> _EXERCISE DETAILS_: Each line that holds the word "Interviewee" counts once; report how many lines do so and nothing else.

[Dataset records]

• • • • •

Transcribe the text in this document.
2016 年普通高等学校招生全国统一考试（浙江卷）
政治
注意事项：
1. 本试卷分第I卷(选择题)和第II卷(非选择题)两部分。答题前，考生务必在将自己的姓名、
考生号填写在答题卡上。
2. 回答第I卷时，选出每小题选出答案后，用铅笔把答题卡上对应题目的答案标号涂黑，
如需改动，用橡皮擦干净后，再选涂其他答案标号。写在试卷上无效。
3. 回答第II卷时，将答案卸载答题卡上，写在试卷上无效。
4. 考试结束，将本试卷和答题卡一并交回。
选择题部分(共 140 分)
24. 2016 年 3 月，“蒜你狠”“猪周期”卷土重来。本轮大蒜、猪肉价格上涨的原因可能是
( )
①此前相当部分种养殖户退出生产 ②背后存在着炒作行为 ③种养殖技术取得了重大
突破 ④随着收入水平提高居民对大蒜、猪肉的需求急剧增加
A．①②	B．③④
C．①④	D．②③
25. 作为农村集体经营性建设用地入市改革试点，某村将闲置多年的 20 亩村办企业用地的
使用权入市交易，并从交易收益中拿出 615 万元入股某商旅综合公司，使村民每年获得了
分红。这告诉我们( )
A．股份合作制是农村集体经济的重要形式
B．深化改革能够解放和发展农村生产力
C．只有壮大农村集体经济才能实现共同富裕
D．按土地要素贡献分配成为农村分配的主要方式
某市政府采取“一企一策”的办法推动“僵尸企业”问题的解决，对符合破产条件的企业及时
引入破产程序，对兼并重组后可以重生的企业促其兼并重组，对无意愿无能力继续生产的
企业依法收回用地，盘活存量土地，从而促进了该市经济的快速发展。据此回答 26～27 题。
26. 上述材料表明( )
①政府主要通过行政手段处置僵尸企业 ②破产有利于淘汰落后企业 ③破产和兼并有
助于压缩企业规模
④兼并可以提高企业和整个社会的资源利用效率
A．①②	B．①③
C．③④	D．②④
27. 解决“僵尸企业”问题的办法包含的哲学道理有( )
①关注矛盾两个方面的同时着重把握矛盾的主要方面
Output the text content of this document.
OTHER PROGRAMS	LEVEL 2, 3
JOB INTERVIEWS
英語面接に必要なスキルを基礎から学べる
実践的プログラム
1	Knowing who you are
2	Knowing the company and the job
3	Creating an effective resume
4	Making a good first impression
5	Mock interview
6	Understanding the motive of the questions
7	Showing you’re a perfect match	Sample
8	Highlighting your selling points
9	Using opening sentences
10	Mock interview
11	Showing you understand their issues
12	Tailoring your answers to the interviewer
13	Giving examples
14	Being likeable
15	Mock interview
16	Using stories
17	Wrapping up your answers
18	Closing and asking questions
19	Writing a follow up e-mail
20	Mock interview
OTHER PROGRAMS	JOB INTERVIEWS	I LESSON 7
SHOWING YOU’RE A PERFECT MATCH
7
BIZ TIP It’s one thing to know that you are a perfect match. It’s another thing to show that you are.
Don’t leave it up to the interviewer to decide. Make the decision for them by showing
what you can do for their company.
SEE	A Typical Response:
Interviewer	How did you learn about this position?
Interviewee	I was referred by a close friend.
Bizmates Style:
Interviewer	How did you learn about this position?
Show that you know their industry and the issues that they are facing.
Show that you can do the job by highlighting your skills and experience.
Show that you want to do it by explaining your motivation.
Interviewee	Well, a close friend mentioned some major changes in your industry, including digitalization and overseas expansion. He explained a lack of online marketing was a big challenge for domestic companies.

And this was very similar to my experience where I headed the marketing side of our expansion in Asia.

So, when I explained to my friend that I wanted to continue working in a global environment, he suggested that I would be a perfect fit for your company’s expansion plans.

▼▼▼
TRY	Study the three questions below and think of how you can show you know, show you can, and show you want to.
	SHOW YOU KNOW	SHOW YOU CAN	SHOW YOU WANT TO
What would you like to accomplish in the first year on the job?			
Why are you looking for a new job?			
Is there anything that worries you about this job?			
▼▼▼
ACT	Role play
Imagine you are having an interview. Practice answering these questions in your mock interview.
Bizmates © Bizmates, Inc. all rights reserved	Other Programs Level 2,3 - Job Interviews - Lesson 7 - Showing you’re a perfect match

• • • • •

> _EXERCISE ANSWER_: 2